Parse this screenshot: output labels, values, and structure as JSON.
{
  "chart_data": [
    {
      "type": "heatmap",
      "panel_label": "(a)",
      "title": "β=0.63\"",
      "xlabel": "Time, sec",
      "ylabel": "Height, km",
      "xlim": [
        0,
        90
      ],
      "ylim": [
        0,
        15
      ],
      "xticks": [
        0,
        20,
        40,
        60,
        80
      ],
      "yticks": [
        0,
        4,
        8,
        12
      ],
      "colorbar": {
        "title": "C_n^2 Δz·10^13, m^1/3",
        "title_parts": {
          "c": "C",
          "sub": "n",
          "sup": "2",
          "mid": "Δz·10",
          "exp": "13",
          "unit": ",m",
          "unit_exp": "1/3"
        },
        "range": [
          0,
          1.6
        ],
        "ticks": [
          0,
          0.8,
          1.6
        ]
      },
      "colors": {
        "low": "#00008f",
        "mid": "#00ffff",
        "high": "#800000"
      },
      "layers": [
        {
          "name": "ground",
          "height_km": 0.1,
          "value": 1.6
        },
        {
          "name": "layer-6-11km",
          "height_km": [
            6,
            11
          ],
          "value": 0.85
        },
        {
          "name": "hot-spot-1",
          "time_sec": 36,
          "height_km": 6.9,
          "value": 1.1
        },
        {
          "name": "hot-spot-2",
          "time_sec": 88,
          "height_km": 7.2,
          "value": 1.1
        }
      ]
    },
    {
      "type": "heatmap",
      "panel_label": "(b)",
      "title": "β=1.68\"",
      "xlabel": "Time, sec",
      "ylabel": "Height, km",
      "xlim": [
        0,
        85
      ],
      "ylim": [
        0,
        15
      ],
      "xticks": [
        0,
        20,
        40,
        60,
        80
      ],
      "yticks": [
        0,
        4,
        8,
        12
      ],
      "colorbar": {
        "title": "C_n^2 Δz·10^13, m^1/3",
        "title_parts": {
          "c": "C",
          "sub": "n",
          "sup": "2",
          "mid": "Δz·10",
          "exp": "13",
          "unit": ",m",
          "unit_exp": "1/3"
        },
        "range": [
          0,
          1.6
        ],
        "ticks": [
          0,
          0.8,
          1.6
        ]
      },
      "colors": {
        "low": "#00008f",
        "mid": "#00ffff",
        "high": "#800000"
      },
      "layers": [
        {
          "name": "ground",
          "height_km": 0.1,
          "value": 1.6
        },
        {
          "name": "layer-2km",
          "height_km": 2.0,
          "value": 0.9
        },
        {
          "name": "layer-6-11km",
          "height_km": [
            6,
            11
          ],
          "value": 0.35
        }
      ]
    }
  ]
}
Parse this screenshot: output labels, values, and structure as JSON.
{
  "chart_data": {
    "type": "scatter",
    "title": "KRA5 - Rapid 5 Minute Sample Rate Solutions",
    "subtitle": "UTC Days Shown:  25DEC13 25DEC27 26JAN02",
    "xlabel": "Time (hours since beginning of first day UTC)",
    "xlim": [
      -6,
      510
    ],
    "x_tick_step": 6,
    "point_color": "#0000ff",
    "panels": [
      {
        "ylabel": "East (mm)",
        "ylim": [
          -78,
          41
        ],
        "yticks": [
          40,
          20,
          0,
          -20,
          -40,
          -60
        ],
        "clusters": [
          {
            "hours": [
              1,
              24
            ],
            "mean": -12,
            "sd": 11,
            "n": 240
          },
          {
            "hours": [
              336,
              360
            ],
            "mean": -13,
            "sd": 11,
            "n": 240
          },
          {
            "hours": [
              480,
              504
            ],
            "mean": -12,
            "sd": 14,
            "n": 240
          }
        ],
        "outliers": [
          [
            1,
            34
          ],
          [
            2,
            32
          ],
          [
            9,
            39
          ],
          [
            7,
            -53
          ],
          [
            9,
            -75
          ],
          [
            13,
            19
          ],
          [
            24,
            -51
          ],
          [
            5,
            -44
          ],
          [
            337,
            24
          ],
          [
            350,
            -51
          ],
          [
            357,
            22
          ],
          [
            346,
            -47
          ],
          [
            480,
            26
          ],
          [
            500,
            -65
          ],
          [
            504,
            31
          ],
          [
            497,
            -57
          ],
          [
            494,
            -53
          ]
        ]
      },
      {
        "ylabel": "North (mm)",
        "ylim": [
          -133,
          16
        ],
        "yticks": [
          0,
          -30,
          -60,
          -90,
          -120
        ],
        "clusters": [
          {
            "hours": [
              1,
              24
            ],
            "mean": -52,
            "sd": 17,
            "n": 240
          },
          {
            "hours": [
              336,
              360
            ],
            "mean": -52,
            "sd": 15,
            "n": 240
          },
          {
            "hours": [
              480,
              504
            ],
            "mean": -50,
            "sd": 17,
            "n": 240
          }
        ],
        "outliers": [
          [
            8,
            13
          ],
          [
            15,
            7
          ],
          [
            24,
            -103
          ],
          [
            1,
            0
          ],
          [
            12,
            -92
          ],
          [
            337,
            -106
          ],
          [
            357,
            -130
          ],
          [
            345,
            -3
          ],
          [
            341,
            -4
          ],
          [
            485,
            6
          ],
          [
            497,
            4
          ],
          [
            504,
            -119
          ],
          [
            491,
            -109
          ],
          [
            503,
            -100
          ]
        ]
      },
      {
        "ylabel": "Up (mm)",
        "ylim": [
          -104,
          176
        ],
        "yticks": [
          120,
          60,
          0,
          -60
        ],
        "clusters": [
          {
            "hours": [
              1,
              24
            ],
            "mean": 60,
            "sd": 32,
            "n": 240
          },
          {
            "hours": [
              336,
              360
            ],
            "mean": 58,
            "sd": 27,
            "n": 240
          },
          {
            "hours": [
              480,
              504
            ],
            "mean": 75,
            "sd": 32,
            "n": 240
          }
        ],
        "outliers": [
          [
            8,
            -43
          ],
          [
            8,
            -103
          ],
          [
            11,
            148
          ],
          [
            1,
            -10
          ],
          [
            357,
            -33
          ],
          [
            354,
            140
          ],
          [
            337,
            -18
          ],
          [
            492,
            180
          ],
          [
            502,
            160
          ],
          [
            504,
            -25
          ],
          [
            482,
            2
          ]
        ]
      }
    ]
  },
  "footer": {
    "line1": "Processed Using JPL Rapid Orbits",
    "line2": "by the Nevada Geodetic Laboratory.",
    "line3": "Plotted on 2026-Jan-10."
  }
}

> **Work required**
Extract each line of the listing above, copying it word for word.

> **Task output**
Parse this screenshot: output labels, values, and structure as JSON.
{
  "chart_data": [
    {
      "type": "heatmap",
      "panel_label": "(a)",
      "title": "β=0.63\"",
      "xlabel": "Time, sec",
      "ylabel": "Height, km",
      "xlim": [
        0,
        90
      ],
      "ylim": [
        0,
        15
      ],
      "xticks": [
        0,
        20,
        40,
        60,
        80
      ],
      "yticks": [
        0,
        4,
        8,
        12
      ],
      "colorbar": {
        "title": "C_n^2 Δz·10^13, m^1/3",
        "title_parts": {
          "c": "C",
          "sub": "n",
          "sup": "2",
          "mid": "Δz·10",
          "exp": "13",
          "unit": ",m",
          "unit_exp": "1/3"
        },
        "range": [
          0,
          1.6
        ],
        "ticks": [
          0,
          0.8,
          1.6
        ]
      },
      "colors": {
        "low": "#00008f",
        "mid": "#00ffff",
        "high": "#800000"
      },
      "layers": [
        {
          "name": "ground",
          "height_km": 0.1,
          "value": 1.6
        },
        {
          "name": "layer-6-11km",
          "height_km": [
            6,
            11
          ],
          "value": 0.85
        },
        {
          "name": "hot-spot-1",
          "time_sec": 36,
          "height_km": 6.9,
          "value": 1.1
        },
        {
          "name": "hot-spot-2",
          "time_sec": 88,
          "height_km": 7.2,
          "value": 1.1
        }
      ]
    },
    {
      "type": "heatmap",
      "panel_label": "(b)",
      "title": "β=1.68\"",
      "xlabel": "Time, sec",
      "ylabel": "Height, km",
      "xlim": [
        0,
        85
      ],
      "ylim": [
        0,
        15
      ],
      "xticks": [
        0,
        20,
        40,
        60,
        80
      ],
      "yticks": [
        0,
        4,
        8,
        12
      ],
      "colorbar": {
        "title": "C_n^2 Δz·10^13, m^1/3",
        "title_parts": {
          "c": "C",
          "sub": "n",
          "sup": "2",
          "mid": "Δz·10",
          "exp": "13",
          "unit": ",m",
          "unit_exp": "1/3"
        },
        "range": [
          0,
          1.6
        ],
        "ticks": [
          0,
          0.8,
          1.6
        ]
      },
      "colors": {
        "low": "#00008f",
        "mid": "#00ffff",
        "high": "#800000"
      },
      "layers": [
        {
          "name": "ground",
          "height_km": 0.1,
          "value": 1.6
        },
        {
          "name": "layer-2km",
          "height_km": 2.0,
          "value": 0.9
        },
        {
          "name": "layer-6-11km",
          "height_km": [
            6,
            11
          ],
          "value": 0.35
        }
      ]
    }
  ]
}
Parse this screenshot: output labels, values, and structure as JSON.
{
  "chart_data": {
    "type": "scatter",
    "title": "KRA5 - Rapid 5 Minute Sample Rate Solutions",
    "subtitle": "UTC Days Shown:  25DEC13 25DEC27 26JAN02",
    "xlabel": "Time (hours since beginning of first day UTC)",
    "xlim": [
      -6,
      510
    ],
    "x_tick_step": 6,
    "point_color": "#0000ff",
    "panels": [
      {
        "ylabel": "East (mm)",
        "ylim": [
          -78,
          41
        ],
        "yticks": [
          40,
          20,
          0,
          -20,
          -40,
          -60
        ],
        "clusters": [
          {
            "hours": [
              1,
              24
            ],
            "mean": -12,
            "sd": 11,
            "n": 240
          },
          {
            "hours": [
              336,
              360
            ],
            "mean": -13,
            "sd": 11,
            "n": 240
          },
          {
            "hours": [
              480,
              504
            ],
            "mean": -12,
            "sd": 14,
            "n": 240
          }
        ],
        "outliers": [
          [
            1,
            34
          ],
          [
            2,
            32
          ],
          [
            9,
            39
          ],
          [
            7,
            -53
          ],
          [
            9,
            -75
          ],
          [
            13,
            19
          ],
          [
            24,
            -51
          ],
          [
            5,
            -44
          ],
          [
            337,
            24
          ],
          [
            350,
            -51
          ],
          [
            357,
            22
          ],
          [
            346,
            -47
          ],
          [
            480,
            26
          ],
          [
            500,
            -65
          ],
          [
            504,
            31
          ],
          [
            497,
            -57
          ],
          [
            494,
            -53
          ]
        ]
      },
      {
        "ylabel": "North (mm)",
        "ylim": [
          -133,
          16
        ],
        "yticks": [
          0,
          -30,
          -60,
          -90,
          -120
        ],
        "clusters": [
          {
            "hours": [
              1,
              24
            ],
            "mean": -52,
            "sd": 17,
            "n": 240
          },
          {
            "hours": [
              336,
              360
            ],
            "mean": -52,
            "sd": 15,
            "n": 240
          },
          {
            "hours": [
              480,
              504
            ],
            "mean": -50,
            "sd": 17,
            "n": 240
          }
        ],
        "outliers": [
          [
            8,
            13
          ],
          [
            15,
            7
          ],
          [
            24,
            -103
          ],
          [
            1,
            0
          ],
          [
            12,
            -92
          ],
          [
            337,
            -106
          ],
          [
            357,
            -130
          ],
          [
            345,
            -3
          ],
          [
            341,
            -4
          ],
          [
            485,
            6
          ],
          [
            497,
            4
          ],
          [
            504,
            -119
          ],
          [
            491,
            -109
          ],
          [
            503,
            -100
          ]
        ]
      },
      {
        "ylabel": "Up (mm)",
        "ylim": [
          -104,
          176
        ],
        "yticks": [
          120,
          60,
          0,
          -60
        ],
        "clusters": [
          {
            "hours": [
              1,
              24
            ],
            "mean": 60,
            "sd": 32,
            "n": 240
          },
          {
            "hours": [
              336,
              360
            ],
            "mean": 58,
            "sd": 27,
            "n": 240
          },
          {
            "hours": [
              480,
              504
            ],
            "mean": 75,
            "sd": 32,
            "n": 240
          }
        ],
        "outliers": [
          [
            8,
            -43
          ],
          [
            8,
            -103
          ],
          [
            11,
            148
          ],
          [
            1,
            -10
          ],
          [
            357,
            -33
          ],
          [
            354,
            140
          ],
          [
            337,
            -18
          ],
          [
            492,
            180
          ],
          [
            502,
            160
          ],
          [
            504,
            -25
          ],
          [
            482,
            2
          ]
        ]
      }
    ]
  },
  "footer": {
    "line1": "Processed Using JPL Rapid Orbits",
    "line2": "by the Nevada Geodetic Laboratory.",
    "line3": "Plotted on 2026-Jan-10."
  }
}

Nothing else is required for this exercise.